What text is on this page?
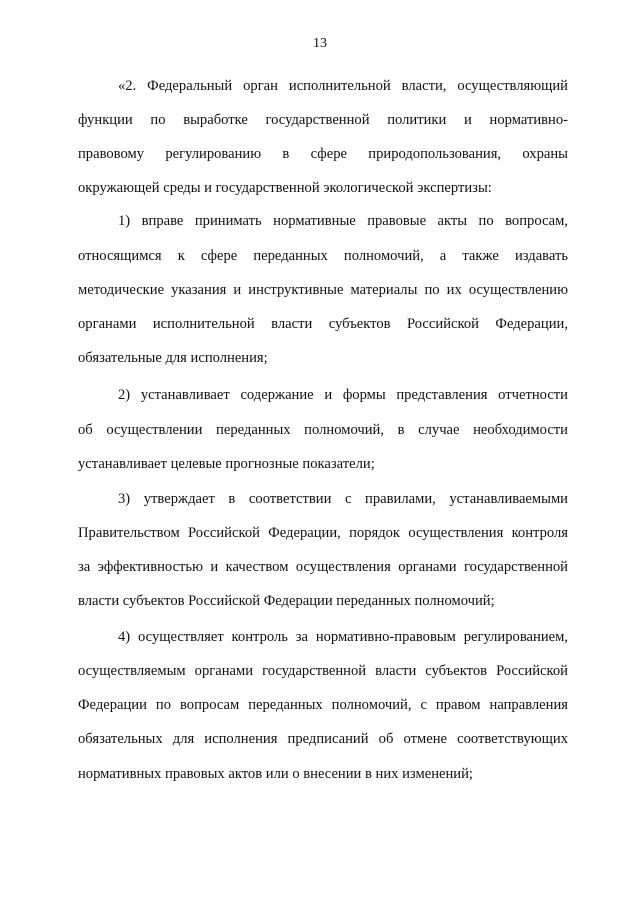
13
«2. Федеральный орган исполнительной власти, осуществляющий
функции по выработке государственной политики и нормативно-
правовому регулированию в сфере природопользования, охраны
окружающей среды и государственной экологической экспертизы:
1) вправе принимать нормативные правовые акты по вопросам,
относящимся к сфере переданных полномочий, а также издавать
методические указания и инструктивные материалы по их осуществлению
органами исполнительной власти субъектов Российской Федерации,
обязательные для исполнения;
2) устанавливает содержание и формы представления отчетности
об осуществлении переданных полномочий, в случае необходимости
устанавливает целевые прогнозные показатели;
3) утверждает в соответствии с правилами, устанавливаемыми
Правительством Российской Федерации, порядок осуществления контроля
за эффективностью и качеством осуществления органами государственной
власти субъектов Российской Федерации переданных полномочий;
4) осуществляет контроль за нормативно-правовым регулированием,
осуществляемым органами государственной власти субъектов Российской
Федерации по вопросам переданных полномочий, с правом направления
обязательных для исполнения предписаний об отмене соответствующих
нормативных правовых актов или о внесении в них изменений;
================
Objective:
List each line holding the string "осуществления".

Final result:
Правительством Российской Федерации, порядок осуществления контроля
за эффективностью и качеством осуществления органами государственной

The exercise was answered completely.